**Problem statement**
Copy all lines below exactly as written. Leave pictures out.

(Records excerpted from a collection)
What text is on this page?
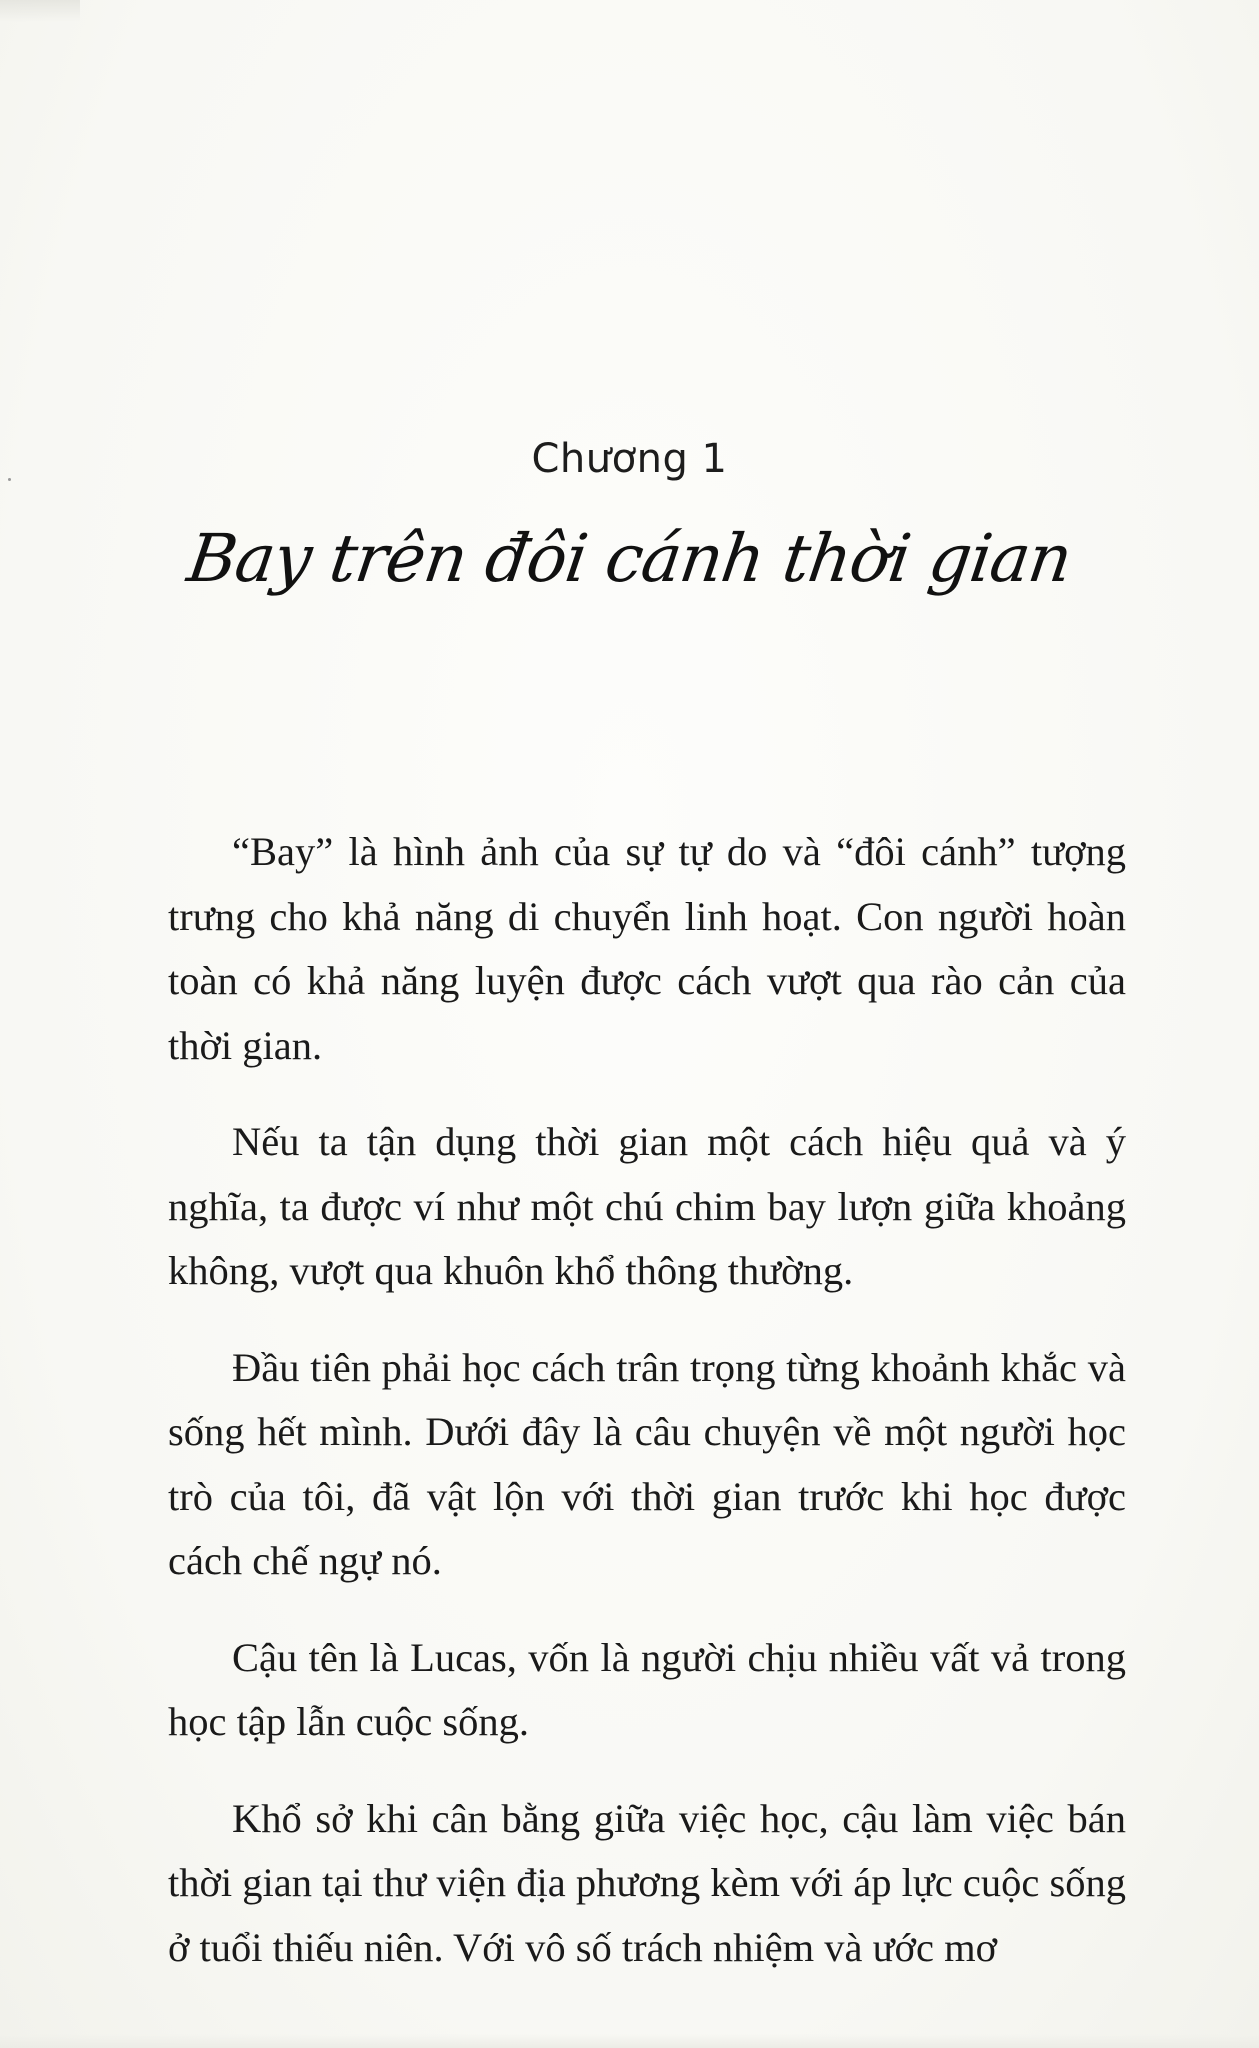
Chương 1
Bay trên đôi cánh thời gian

“Bay” là hình ảnh của sự tự do và “đôi cánh” tượng trưng cho khả năng di chuyển linh hoạt. Con người hoàn toàn có khả năng luyện được cách vượt qua rào cản của thời gian.

Nếu ta tận dụng thời gian một cách hiệu quả và ý nghĩa, ta được ví như một chú chim bay lượn giữa khoảng không, vượt qua khuôn khổ thông thường.

Đầu tiên phải học cách trân trọng từng khoảnh khắc và sống hết mình. Dưới đây là câu chuyện về một người học trò của tôi, đã vật lộn với thời gian trước khi học được cách chế ngự nó.

Cậu tên là Lucas, vốn là người chịu nhiều vất vả trong học tập lẫn cuộc sống.

Khổ sở khi cân bằng giữa việc học, cậu làm việc bán thời gian tại thư viện địa phương kèm với áp lực cuộc sống ở tuổi thiếu niên. Với vô số trách nhiệm và ước mơ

**The output**
What text is on this page?
Chương 1
Bay trên đôi cánh thời gian

“Bay” là hình ảnh của sự tự do và “đôi cánh” tượng trưng cho khả năng di chuyển linh hoạt. Con người hoàn toàn có khả năng luyện được cách vượt qua rào cản của thời gian.

Nếu ta tận dụng thời gian một cách hiệu quả và ý nghĩa, ta được ví như một chú chim bay lượn giữa khoảng không, vượt qua khuôn khổ thông thường.

Đầu tiên phải học cách trân trọng từng khoảnh khắc và sống hết mình. Dưới đây là câu chuyện về một người học trò của tôi, đã vật lộn với thời gian trước khi học được cách chế ngự nó.

Cậu tên là Lucas, vốn là người chịu nhiều vất vả trong học tập lẫn cuộc sống.

Khổ sở khi cân bằng giữa việc học, cậu làm việc bán thời gian tại thư viện địa phương kèm với áp lực cuộc sống ở tuổi thiếu niên. Với vô số trách nhiệm và ước mơ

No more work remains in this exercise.